*YOUR INSTRUCTIONS*
Collect every line in the records below that contains the word "Time".

*Data excerpts*
━━━━━━━━━━━━━━━━━━━━
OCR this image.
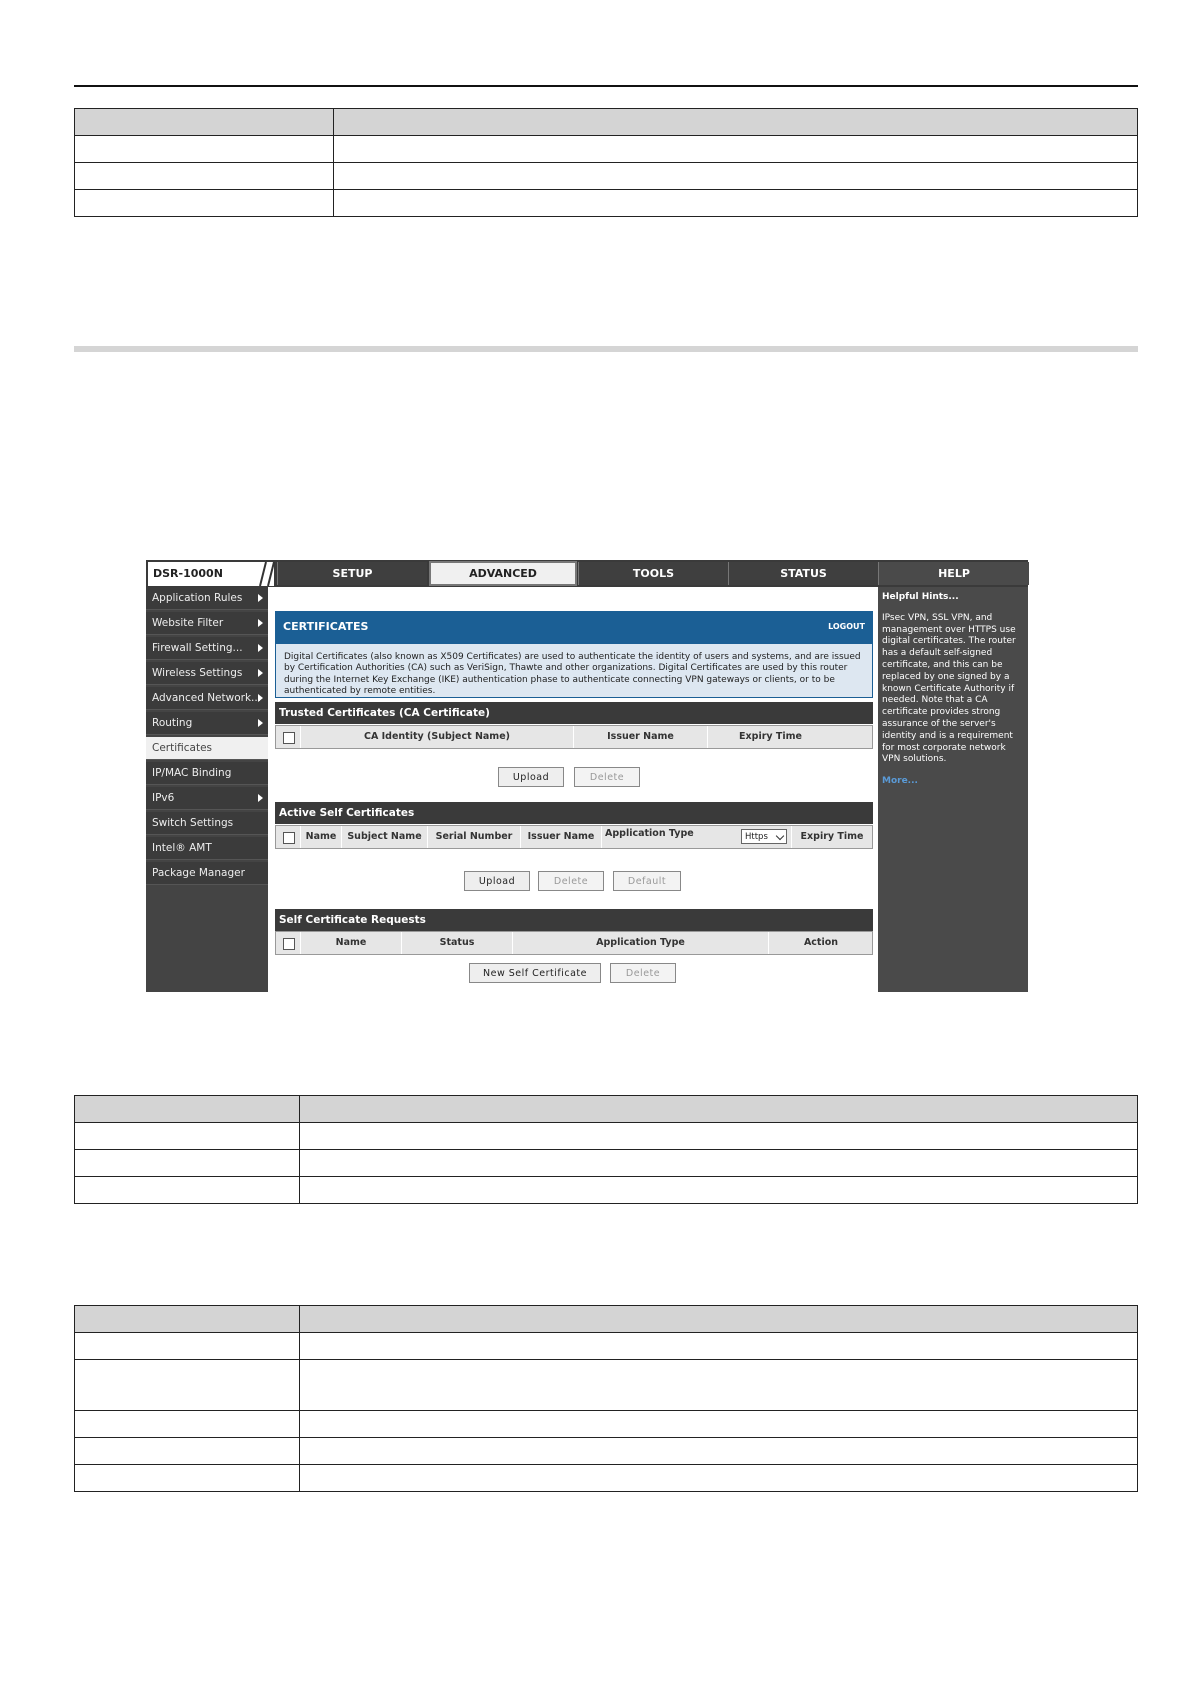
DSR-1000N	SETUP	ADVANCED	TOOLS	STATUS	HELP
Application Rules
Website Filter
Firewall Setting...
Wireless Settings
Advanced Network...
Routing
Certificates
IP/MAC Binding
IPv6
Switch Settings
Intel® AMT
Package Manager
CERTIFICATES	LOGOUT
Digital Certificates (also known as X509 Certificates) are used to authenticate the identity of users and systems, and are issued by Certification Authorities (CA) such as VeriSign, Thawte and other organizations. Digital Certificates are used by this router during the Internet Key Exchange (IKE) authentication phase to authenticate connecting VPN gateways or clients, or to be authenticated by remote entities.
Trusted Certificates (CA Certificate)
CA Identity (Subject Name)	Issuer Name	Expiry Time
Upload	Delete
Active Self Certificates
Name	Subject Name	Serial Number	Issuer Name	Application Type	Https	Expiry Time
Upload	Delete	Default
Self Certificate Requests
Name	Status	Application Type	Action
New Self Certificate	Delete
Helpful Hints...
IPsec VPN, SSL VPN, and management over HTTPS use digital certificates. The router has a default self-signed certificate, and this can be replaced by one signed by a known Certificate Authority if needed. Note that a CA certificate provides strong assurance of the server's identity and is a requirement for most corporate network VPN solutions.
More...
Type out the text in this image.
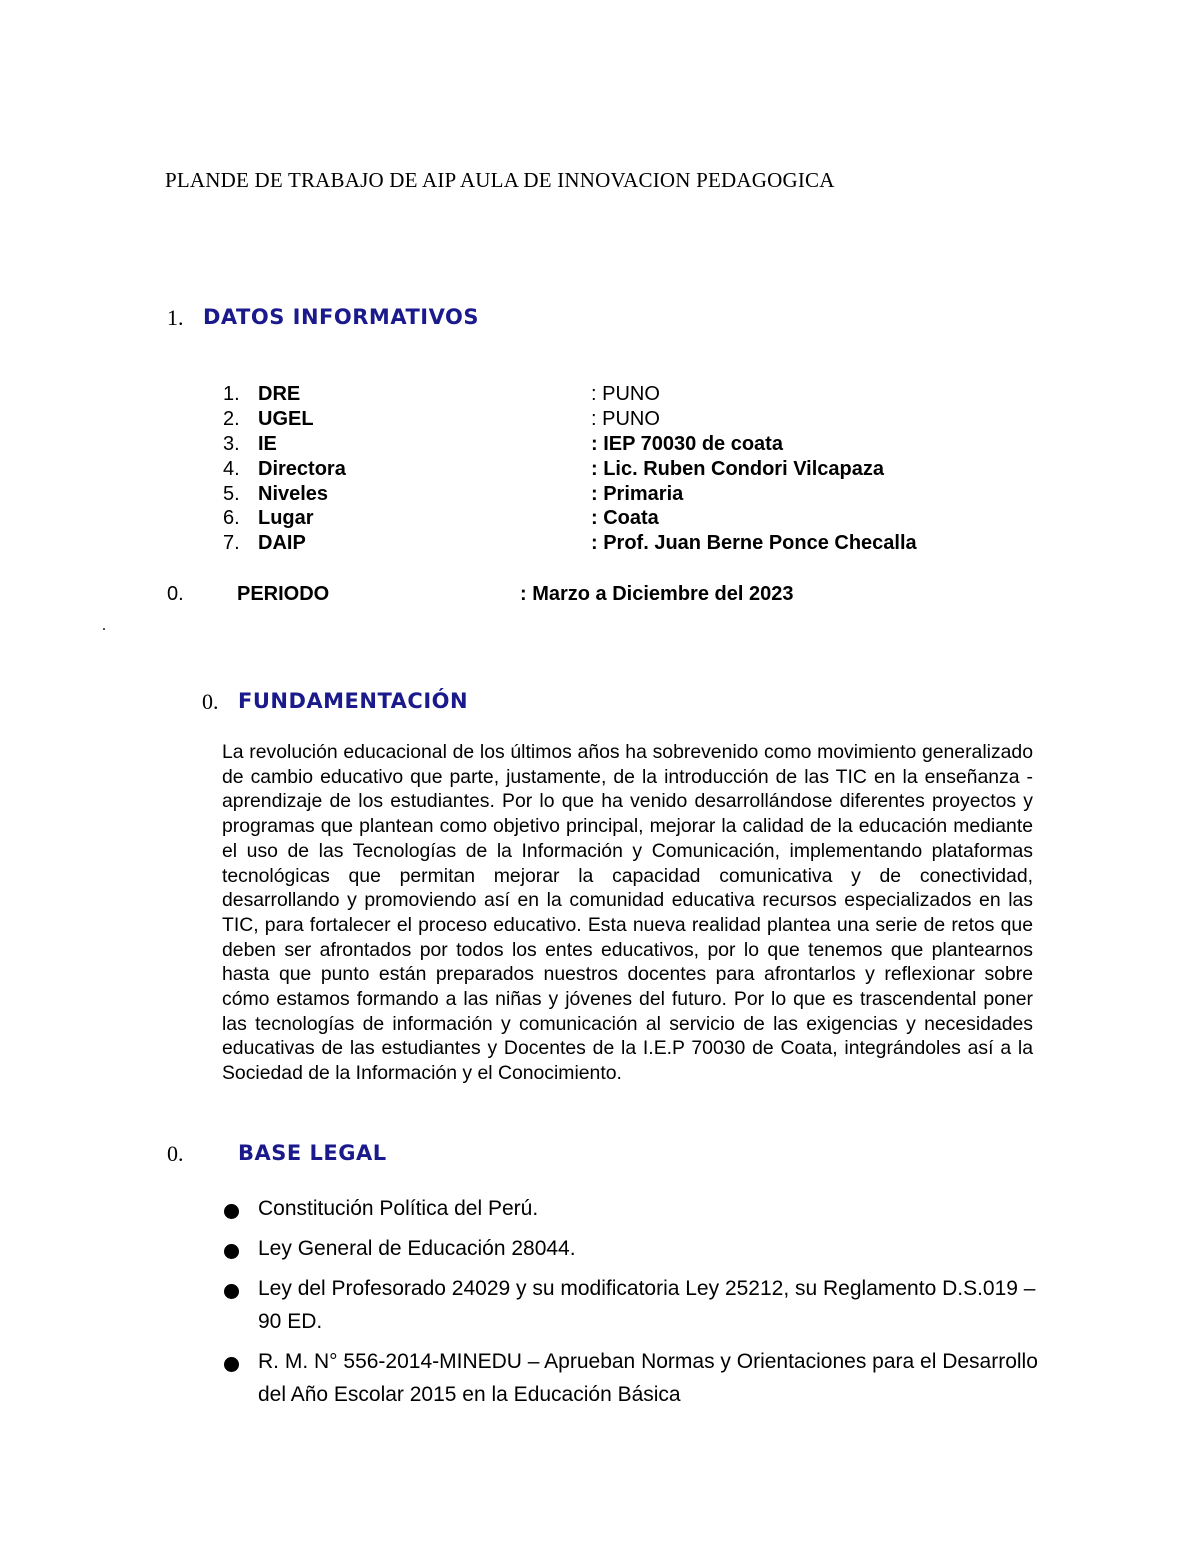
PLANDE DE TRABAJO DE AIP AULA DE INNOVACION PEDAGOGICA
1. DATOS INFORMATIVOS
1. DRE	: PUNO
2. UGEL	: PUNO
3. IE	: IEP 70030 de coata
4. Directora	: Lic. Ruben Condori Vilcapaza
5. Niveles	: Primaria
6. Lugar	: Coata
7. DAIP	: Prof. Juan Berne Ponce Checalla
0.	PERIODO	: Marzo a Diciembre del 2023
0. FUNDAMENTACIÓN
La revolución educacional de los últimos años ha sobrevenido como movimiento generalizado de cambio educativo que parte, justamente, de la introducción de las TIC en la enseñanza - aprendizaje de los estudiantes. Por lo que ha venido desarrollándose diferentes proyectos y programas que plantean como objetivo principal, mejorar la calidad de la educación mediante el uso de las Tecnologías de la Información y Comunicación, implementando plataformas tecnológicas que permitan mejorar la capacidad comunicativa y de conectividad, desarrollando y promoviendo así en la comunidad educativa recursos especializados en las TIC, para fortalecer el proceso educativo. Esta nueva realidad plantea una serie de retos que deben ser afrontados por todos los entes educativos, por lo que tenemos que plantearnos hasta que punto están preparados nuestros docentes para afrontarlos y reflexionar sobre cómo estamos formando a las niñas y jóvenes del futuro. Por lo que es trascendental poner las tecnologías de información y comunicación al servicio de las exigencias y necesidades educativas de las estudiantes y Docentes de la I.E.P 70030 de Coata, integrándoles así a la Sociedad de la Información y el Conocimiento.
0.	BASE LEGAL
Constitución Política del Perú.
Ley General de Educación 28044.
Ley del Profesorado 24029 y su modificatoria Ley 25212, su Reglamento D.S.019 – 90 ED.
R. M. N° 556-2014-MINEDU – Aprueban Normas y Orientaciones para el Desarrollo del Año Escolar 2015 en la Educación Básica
━━━━━━━━━━━━━━━━━━━━
*OUTPUT OF THE EXERCISE*
CA Identity (Subject Name)	Issuer Name	Expiry Time
Name	Subject Name	Serial Number	Issuer Name	Application Type	Https	Expiry Time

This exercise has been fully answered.